(Stored records)
▼

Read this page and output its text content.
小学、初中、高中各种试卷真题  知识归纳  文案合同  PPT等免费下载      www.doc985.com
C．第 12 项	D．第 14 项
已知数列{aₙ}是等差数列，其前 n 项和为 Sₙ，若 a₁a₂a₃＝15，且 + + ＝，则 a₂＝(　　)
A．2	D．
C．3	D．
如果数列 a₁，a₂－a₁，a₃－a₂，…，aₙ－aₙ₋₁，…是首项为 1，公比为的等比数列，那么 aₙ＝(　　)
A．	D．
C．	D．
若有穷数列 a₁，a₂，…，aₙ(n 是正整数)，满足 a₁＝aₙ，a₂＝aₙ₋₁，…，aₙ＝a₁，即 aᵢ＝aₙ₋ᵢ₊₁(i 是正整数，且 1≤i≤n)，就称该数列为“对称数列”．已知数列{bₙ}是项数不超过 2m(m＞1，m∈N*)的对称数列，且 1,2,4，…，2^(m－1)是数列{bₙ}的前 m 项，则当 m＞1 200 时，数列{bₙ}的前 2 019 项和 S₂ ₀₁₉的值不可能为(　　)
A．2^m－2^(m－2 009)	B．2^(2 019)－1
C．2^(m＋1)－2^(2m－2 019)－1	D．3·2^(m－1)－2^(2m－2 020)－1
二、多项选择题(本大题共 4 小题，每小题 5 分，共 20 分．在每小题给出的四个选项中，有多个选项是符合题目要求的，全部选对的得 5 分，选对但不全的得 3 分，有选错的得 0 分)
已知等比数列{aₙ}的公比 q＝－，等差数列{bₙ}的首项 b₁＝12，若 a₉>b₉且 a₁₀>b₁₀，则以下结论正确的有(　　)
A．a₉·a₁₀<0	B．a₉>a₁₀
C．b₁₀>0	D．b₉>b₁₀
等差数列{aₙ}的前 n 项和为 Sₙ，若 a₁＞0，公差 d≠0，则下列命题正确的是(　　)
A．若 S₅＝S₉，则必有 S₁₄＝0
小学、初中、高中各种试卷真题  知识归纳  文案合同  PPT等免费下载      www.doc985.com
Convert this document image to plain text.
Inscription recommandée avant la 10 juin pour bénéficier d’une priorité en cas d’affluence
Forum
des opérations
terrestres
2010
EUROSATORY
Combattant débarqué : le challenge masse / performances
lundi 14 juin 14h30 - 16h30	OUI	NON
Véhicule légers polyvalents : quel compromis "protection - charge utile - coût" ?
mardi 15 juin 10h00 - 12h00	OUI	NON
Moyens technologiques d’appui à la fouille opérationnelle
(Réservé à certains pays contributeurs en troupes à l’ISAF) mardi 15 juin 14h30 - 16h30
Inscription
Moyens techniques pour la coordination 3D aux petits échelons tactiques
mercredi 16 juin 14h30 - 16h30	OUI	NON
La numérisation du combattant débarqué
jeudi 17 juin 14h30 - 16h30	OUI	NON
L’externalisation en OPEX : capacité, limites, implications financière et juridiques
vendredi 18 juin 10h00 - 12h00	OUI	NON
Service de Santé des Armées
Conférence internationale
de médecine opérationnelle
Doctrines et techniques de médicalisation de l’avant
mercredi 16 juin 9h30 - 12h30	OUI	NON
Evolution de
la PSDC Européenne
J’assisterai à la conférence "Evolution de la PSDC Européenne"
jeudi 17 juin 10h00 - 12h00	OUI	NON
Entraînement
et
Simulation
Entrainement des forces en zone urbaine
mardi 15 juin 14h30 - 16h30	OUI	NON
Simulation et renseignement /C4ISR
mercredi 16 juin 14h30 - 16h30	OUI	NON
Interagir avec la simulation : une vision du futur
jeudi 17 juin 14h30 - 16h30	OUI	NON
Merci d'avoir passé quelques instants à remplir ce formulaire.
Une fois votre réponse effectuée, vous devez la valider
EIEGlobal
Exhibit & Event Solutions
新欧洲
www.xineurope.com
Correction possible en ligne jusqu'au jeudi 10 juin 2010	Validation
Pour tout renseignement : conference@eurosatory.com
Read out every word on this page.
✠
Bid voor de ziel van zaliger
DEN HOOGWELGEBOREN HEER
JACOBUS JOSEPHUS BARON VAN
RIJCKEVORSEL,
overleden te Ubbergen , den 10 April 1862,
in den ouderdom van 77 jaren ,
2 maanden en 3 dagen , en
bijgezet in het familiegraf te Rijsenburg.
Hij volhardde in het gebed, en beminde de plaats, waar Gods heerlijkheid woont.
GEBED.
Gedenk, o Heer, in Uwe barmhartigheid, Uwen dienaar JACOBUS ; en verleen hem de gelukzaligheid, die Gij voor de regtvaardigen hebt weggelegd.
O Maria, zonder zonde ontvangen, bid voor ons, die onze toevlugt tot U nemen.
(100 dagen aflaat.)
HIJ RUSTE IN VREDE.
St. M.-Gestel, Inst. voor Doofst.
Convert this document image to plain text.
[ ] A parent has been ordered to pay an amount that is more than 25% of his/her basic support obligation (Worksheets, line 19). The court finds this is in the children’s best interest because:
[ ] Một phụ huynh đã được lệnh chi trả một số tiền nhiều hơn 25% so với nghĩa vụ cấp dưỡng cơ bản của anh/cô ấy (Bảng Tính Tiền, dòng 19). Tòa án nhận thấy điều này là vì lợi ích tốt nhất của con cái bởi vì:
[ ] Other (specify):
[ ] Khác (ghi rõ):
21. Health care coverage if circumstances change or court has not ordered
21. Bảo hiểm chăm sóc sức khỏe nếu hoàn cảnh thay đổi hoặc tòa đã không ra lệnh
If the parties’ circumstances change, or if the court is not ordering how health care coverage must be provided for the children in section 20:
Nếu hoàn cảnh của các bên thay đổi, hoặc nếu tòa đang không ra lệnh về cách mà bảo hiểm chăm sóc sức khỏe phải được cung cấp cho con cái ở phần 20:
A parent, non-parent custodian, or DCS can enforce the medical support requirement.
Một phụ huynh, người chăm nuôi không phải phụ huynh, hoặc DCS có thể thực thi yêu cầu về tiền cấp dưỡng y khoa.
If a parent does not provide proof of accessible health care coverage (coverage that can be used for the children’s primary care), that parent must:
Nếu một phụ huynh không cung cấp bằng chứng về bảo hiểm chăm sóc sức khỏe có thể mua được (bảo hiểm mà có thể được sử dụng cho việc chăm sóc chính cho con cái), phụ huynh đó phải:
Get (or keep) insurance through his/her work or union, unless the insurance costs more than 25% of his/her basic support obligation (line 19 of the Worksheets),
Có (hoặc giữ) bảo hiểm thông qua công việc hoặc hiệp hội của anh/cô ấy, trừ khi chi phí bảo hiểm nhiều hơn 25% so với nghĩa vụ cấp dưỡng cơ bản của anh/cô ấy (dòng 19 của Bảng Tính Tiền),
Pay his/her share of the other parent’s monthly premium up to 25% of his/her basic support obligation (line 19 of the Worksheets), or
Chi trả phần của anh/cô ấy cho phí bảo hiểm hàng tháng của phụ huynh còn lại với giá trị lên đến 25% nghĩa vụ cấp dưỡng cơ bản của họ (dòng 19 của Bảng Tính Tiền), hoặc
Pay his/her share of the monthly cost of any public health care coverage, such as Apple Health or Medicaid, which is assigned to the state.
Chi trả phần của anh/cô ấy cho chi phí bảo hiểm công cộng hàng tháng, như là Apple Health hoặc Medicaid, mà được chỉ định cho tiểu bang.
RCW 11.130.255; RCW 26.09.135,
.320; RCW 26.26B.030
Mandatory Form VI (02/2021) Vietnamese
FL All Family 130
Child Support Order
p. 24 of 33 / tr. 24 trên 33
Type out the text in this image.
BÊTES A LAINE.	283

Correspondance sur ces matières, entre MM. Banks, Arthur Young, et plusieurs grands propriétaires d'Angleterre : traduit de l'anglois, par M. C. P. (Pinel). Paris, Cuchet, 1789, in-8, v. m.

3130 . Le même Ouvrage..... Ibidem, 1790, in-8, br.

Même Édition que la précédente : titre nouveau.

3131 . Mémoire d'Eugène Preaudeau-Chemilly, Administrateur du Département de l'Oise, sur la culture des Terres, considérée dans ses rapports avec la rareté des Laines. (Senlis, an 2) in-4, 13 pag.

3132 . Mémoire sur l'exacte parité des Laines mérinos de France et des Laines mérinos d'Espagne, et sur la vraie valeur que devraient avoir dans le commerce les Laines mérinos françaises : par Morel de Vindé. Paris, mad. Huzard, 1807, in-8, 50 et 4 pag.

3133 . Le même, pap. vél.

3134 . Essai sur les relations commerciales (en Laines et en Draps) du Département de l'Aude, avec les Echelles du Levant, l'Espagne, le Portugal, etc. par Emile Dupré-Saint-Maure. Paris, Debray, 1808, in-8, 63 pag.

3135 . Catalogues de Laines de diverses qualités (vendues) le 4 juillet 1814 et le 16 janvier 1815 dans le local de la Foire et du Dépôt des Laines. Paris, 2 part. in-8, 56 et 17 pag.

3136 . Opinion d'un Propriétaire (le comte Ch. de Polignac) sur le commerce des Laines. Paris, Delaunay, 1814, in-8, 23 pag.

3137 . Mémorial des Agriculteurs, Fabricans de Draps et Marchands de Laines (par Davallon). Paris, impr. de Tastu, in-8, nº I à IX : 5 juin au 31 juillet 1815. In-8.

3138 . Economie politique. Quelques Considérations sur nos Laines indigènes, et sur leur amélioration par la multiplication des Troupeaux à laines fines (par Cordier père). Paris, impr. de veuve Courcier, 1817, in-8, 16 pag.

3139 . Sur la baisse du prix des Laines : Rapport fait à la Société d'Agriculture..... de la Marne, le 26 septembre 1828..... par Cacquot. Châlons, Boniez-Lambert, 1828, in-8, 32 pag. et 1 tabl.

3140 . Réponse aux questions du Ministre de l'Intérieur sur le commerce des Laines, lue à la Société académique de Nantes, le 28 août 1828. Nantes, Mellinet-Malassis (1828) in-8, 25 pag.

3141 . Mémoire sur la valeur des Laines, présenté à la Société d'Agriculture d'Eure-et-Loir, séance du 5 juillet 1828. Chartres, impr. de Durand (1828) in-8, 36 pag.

▲

**Exercise prompt**
Look through the data and show every line containing "Medicaid".

**Problem solution**
Pay his/her share of the monthly cost of any public health care coverage, such as Apple Health or Medicaid, which is assigned to the state.
Chi trả phần của anh/cô ấy cho chi phí bảo hiểm công cộng hàng tháng, như là Apple Health hoặc Medicaid, mà được chỉ định cho tiểu bang.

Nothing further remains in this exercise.